>> Begin

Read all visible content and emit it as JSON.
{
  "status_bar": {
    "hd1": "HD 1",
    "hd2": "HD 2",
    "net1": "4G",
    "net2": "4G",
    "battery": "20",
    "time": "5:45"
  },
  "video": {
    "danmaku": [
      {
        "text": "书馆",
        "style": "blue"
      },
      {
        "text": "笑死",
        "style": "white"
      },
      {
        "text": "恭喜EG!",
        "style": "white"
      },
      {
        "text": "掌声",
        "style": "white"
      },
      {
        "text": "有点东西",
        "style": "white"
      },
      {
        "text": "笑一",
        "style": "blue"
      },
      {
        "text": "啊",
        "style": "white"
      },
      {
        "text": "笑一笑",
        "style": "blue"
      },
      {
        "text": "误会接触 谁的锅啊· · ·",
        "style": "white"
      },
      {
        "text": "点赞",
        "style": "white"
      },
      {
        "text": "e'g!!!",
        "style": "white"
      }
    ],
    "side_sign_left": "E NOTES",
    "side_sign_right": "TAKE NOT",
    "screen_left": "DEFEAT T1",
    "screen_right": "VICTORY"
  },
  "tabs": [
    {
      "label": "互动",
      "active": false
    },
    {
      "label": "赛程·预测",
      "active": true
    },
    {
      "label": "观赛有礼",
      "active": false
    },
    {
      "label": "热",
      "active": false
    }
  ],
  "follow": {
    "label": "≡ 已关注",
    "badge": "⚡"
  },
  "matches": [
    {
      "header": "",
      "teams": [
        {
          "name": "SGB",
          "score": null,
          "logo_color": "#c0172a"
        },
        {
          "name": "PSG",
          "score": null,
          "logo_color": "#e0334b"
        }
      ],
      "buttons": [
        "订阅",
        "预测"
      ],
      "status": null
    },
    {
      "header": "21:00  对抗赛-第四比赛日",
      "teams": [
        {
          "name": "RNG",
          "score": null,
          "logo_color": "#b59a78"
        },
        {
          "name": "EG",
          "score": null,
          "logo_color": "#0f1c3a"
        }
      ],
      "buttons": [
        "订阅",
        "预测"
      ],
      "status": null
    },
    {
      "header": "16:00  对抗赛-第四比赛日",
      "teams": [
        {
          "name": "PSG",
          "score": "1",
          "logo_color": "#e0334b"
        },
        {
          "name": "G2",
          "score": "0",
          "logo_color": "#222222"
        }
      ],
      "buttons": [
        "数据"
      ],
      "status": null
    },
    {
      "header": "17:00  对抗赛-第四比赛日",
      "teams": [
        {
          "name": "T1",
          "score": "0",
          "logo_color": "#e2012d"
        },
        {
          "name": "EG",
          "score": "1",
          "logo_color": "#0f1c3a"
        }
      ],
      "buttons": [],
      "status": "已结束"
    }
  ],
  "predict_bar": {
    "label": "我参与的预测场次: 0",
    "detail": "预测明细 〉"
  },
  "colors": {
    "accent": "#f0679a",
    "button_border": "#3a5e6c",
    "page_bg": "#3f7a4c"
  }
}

>> End

* [DO THIS]: Look through the entries above and list every line containing "label".

* [THE RESULT]:
      "label": "互动",
      "label": "赛程·预测",
      "label": "观赛有礼",
      "label": "热",
    "label": "≡ 已关注",
    "label": "我参与的预测场次: 0",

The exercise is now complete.